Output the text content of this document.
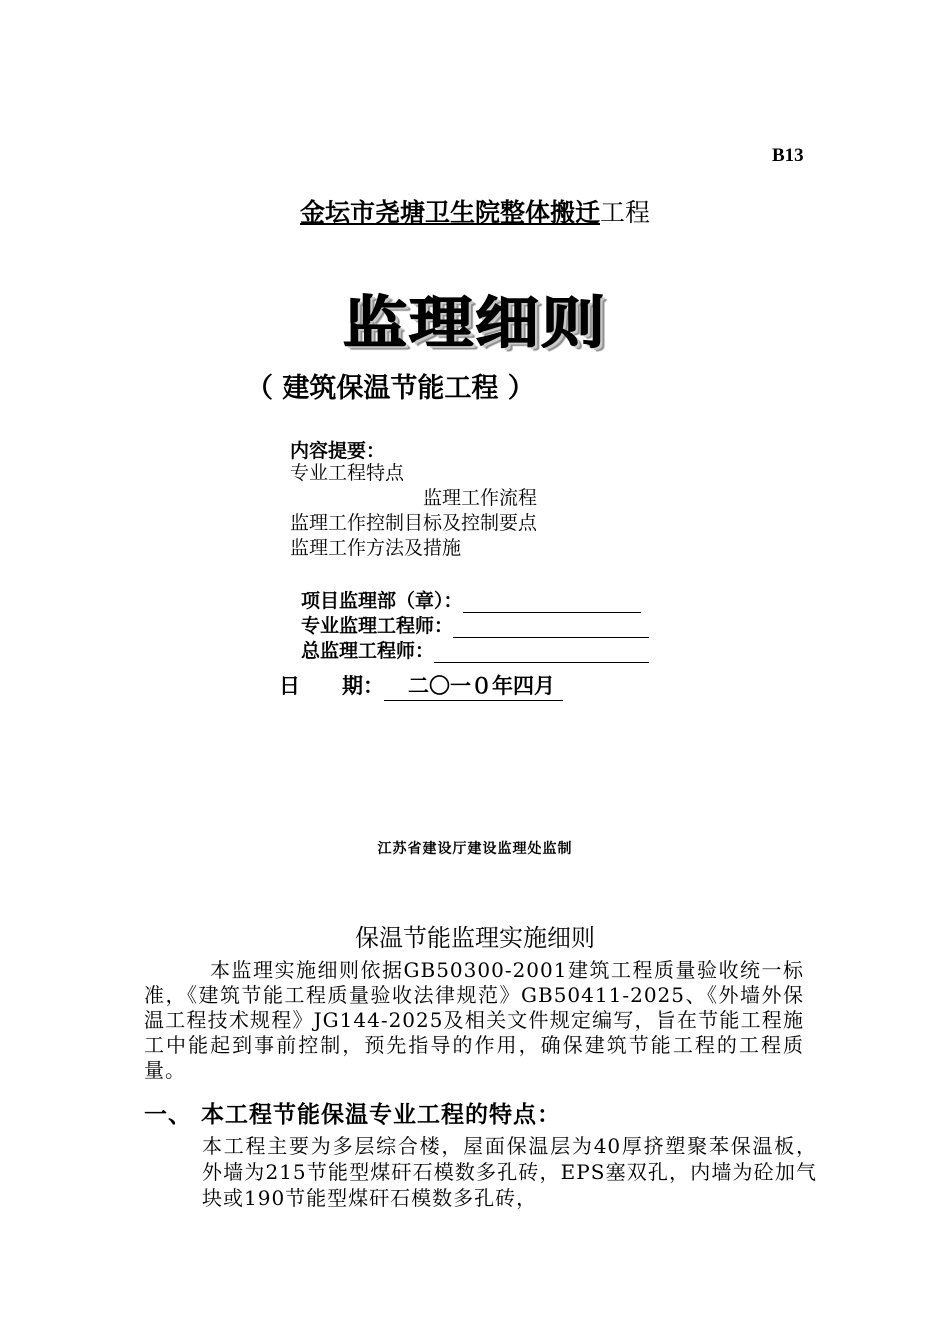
B13
金坛市尧塘卫生院整体搬迁工程
监理细则
（ 建筑保温节能工程 ）
内容提要：
专业工程特点
监理工作流程
监理工作控制目标及控制要点
监理工作方法及措施
项目监理部（章）：
专业监理工程师：
总监理工程师：
日　　期： 二〇一０年四月
江苏省建设厅建设监理处监制
保温节能监理实施细则
本监理实施细则依据GB50300-2001建筑工程质量验收统一标准，《建筑节能工程质量验收法律规范》GB50411-2025、《外墙外保温工程技术规程》JG144-2025及相关文件规定编写，旨在节能工程施工中能起到事前控制，预先指导的作用，确保建筑节能工程的工程质量。
一、 本工程节能保温专业工程的特点：
本工程主要为多层综合楼，屋面保温层为40厚挤塑聚苯保温板，外墙为215节能型煤矸石模数多孔砖，EPS塞双孔，内墙为砼加气块或190节能型煤矸石模数多孔砖，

> **REQUIRED TASK**
Pictures don't belong in the copy. Restate all the entries exactly.

> **RESPONSE TO THIS TASK**
Output the text content of this document.
B13
金坛市尧塘卫生院整体搬迁工程
监理细则
（ 建筑保温节能工程 ）
内容提要：
专业工程特点
监理工作流程
监理工作控制目标及控制要点
监理工作方法及措施
项目监理部（章）：
专业监理工程师：
总监理工程师：
日　　期： 二〇一０年四月
江苏省建设厅建设监理处监制
保温节能监理实施细则
本监理实施细则依据GB50300-2001建筑工程质量验收统一标准，《建筑节能工程质量验收法律规范》GB50411-2025、《外墙外保温工程技术规程》JG144-2025及相关文件规定编写，旨在节能工程施工中能起到事前控制，预先指导的作用，确保建筑节能工程的工程质量。
一、 本工程节能保温专业工程的特点：
本工程主要为多层综合楼，屋面保温层为40厚挤塑聚苯保温板，外墙为215节能型煤矸石模数多孔砖，EPS塞双孔，内墙为砼加气块或190节能型煤矸石模数多孔砖，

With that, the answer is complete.